Figure content listings
******************************
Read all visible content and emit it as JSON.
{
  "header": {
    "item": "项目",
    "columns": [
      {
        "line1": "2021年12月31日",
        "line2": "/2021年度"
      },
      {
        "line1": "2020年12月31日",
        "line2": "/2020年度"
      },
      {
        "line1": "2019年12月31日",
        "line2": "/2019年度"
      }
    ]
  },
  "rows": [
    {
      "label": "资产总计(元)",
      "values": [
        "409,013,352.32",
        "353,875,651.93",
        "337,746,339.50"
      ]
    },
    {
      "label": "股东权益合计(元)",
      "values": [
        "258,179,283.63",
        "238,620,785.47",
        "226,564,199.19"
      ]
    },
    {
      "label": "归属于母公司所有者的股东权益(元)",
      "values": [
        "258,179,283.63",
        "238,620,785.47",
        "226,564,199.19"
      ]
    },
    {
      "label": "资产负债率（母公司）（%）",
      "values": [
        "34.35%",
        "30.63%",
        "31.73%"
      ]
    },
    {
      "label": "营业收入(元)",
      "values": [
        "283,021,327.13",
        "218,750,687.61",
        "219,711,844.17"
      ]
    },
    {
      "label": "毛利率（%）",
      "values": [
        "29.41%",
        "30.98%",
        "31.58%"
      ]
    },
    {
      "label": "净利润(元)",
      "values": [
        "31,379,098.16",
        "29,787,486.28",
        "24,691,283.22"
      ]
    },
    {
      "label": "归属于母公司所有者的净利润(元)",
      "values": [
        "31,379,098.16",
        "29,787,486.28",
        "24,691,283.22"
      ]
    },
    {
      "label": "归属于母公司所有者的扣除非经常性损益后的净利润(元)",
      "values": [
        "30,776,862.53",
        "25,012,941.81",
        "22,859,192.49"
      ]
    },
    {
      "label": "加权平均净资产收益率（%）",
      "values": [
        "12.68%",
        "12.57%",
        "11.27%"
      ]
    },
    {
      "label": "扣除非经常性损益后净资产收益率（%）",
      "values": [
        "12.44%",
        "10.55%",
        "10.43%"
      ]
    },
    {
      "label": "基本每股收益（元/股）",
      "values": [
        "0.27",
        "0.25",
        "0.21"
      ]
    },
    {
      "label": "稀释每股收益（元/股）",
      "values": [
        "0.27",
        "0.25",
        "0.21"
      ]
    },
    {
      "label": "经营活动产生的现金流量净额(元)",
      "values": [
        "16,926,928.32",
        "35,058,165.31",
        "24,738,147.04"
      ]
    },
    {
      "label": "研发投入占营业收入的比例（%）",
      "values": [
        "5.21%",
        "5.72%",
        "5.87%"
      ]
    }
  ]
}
******************************
_TASK INSTRUCTIONS_
Emit the full listing verbatim.

_FINISHED TASK_
Read all visible content and emit it as JSON.
{
  "header": {
    "item": "项目",
    "columns": [
      {
        "line1": "2021年12月31日",
        "line2": "/2021年度"
      },
      {
        "line1": "2020年12月31日",
        "line2": "/2020年度"
      },
      {
        "line1": "2019年12月31日",
        "line2": "/2019年度"
      }
    ]
  },
  "rows": [
    {
      "label": "资产总计(元)",
      "values": [
        "409,013,352.32",
        "353,875,651.93",
        "337,746,339.50"
      ]
    },
    {
      "label": "股东权益合计(元)",
      "values": [
        "258,179,283.63",
        "238,620,785.47",
        "226,564,199.19"
      ]
    },
    {
      "label": "归属于母公司所有者的股东权益(元)",
      "values": [
        "258,179,283.63",
        "238,620,785.47",
        "226,564,199.19"
      ]
    },
    {
      "label": "资产负债率（母公司）（%）",
      "values": [
        "34.35%",
        "30.63%",
        "31.73%"
      ]
    },
    {
      "label": "营业收入(元)",
      "values": [
        "283,021,327.13",
        "218,750,687.61",
        "219,711,844.17"
      ]
    },
    {
      "label": "毛利率（%）",
      "values": [
        "29.41%",
        "30.98%",
        "31.58%"
      ]
    },
    {
      "label": "净利润(元)",
      "values": [
        "31,379,098.16",
        "29,787,486.28",
        "24,691,283.22"
      ]
    },
    {
      "label": "归属于母公司所有者的净利润(元)",
      "values": [
        "31,379,098.16",
        "29,787,486.28",
        "24,691,283.22"
      ]
    },
    {
      "label": "归属于母公司所有者的扣除非经常性损益后的净利润(元)",
      "values": [
        "30,776,862.53",
        "25,012,941.81",
        "22,859,192.49"
      ]
    },
    {
      "label": "加权平均净资产收益率（%）",
      "values": [
        "12.68%",
        "12.57%",
        "11.27%"
      ]
    },
    {
      "label": "扣除非经常性损益后净资产收益率（%）",
      "values": [
        "12.44%",
        "10.55%",
        "10.43%"
      ]
    },
    {
      "label": "基本每股收益（元/股）",
      "values": [
        "0.27",
        "0.25",
        "0.21"
      ]
    },
    {
      "label": "稀释每股收益（元/股）",
      "values": [
        "0.27",
        "0.25",
        "0.21"
      ]
    },
    {
      "label": "经营活动产生的现金流量净额(元)",
      "values": [
        "16,926,928.32",
        "35,058,165.31",
        "24,738,147.04"
      ]
    },
    {
      "label": "研发投入占营业收入的比例（%）",
      "values": [
        "5.21%",
        "5.72%",
        "5.87%"
      ]
    }
  ]
}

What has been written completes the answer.